| EXERCISE |
Copy every line of the listing exactly.

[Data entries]
■ ■ ■ ■ ■ ■ ■

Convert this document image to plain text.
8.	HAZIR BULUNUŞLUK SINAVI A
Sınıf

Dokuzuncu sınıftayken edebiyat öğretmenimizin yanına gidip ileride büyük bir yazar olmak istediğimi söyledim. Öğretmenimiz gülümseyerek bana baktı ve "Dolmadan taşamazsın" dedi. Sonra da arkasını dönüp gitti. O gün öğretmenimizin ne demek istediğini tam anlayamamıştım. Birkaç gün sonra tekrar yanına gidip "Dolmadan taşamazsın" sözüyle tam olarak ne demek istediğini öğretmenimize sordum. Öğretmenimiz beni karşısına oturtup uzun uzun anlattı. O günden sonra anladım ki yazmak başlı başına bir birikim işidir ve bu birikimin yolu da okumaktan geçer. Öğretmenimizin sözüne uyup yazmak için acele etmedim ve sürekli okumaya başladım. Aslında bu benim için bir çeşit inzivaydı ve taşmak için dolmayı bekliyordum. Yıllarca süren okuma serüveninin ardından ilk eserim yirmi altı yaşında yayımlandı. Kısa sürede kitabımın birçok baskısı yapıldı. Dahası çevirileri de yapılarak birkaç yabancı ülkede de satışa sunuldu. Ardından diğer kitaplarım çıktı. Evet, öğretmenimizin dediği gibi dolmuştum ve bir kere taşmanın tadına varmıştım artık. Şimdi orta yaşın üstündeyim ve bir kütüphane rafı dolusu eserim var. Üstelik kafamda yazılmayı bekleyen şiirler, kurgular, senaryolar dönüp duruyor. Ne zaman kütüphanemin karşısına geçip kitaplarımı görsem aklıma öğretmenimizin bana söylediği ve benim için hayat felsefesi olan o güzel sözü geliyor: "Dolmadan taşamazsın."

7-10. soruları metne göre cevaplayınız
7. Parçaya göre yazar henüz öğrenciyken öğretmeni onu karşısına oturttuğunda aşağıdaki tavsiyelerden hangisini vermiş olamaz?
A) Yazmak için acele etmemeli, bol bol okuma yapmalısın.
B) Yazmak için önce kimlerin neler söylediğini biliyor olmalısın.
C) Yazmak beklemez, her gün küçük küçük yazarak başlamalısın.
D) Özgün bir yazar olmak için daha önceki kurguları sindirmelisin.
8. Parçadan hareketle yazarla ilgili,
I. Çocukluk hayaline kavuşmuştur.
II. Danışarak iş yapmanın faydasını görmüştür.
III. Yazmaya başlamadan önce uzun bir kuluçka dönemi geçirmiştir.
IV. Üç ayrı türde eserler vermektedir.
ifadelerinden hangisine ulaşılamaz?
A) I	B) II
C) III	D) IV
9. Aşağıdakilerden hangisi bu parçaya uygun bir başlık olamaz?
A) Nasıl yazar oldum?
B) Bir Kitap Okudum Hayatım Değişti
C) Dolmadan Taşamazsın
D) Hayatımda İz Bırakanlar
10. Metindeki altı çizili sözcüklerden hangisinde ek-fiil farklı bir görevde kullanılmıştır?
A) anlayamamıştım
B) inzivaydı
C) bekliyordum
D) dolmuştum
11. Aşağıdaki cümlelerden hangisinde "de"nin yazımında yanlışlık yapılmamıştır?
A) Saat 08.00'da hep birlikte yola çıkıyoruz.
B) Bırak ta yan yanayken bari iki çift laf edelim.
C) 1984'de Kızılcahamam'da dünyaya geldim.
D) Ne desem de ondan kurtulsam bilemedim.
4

■ ■ ■ ■ ■ ■ ■

| ANSWER TO THIS TASK |
Convert this document image to plain text.
8.	HAZIR BULUNUŞLUK SINAVI A
Sınıf

Dokuzuncu sınıftayken edebiyat öğretmenimizin yanına gidip ileride büyük bir yazar olmak istediğimi söyledim. Öğretmenimiz gülümseyerek bana baktı ve "Dolmadan taşamazsın" dedi. Sonra da arkasını dönüp gitti. O gün öğretmenimizin ne demek istediğini tam anlayamamıştım. Birkaç gün sonra tekrar yanına gidip "Dolmadan taşamazsın" sözüyle tam olarak ne demek istediğini öğretmenimize sordum. Öğretmenimiz beni karşısına oturtup uzun uzun anlattı. O günden sonra anladım ki yazmak başlı başına bir birikim işidir ve bu birikimin yolu da okumaktan geçer. Öğretmenimizin sözüne uyup yazmak için acele etmedim ve sürekli okumaya başladım. Aslında bu benim için bir çeşit inzivaydı ve taşmak için dolmayı bekliyordum. Yıllarca süren okuma serüveninin ardından ilk eserim yirmi altı yaşında yayımlandı. Kısa sürede kitabımın birçok baskısı yapıldı. Dahası çevirileri de yapılarak birkaç yabancı ülkede de satışa sunuldu. Ardından diğer kitaplarım çıktı. Evet, öğretmenimizin dediği gibi dolmuştum ve bir kere taşmanın tadına varmıştım artık. Şimdi orta yaşın üstündeyim ve bir kütüphane rafı dolusu eserim var. Üstelik kafamda yazılmayı bekleyen şiirler, kurgular, senaryolar dönüp duruyor. Ne zaman kütüphanemin karşısına geçip kitaplarımı görsem aklıma öğretmenimizin bana söylediği ve benim için hayat felsefesi olan o güzel sözü geliyor: "Dolmadan taşamazsın."

7-10. soruları metne göre cevaplayınız
7. Parçaya göre yazar henüz öğrenciyken öğretmeni onu karşısına oturttuğunda aşağıdaki tavsiyelerden hangisini vermiş olamaz?
A) Yazmak için acele etmemeli, bol bol okuma yapmalısın.
B) Yazmak için önce kimlerin neler söylediğini biliyor olmalısın.
C) Yazmak beklemez, her gün küçük küçük yazarak başlamalısın.
D) Özgün bir yazar olmak için daha önceki kurguları sindirmelisin.
8. Parçadan hareketle yazarla ilgili,
I. Çocukluk hayaline kavuşmuştur.
II. Danışarak iş yapmanın faydasını görmüştür.
III. Yazmaya başlamadan önce uzun bir kuluçka dönemi geçirmiştir.
IV. Üç ayrı türde eserler vermektedir.
ifadelerinden hangisine ulaşılamaz?
A) I	B) II
C) III	D) IV
9. Aşağıdakilerden hangisi bu parçaya uygun bir başlık olamaz?
A) Nasıl yazar oldum?
B) Bir Kitap Okudum Hayatım Değişti
C) Dolmadan Taşamazsın
D) Hayatımda İz Bırakanlar
10. Metindeki altı çizili sözcüklerden hangisinde ek-fiil farklı bir görevde kullanılmıştır?
A) anlayamamıştım
B) inzivaydı
C) bekliyordum
D) dolmuştum
11. Aşağıdaki cümlelerden hangisinde "de"nin yazımında yanlışlık yapılmamıştır?
A) Saat 08.00'da hep birlikte yola çıkıyoruz.
B) Bırak ta yan yanayken bari iki çift laf edelim.
C) 1984'de Kızılcahamam'da dünyaya geldim.
D) Ne desem de ondan kurtulsam bilemedim.
4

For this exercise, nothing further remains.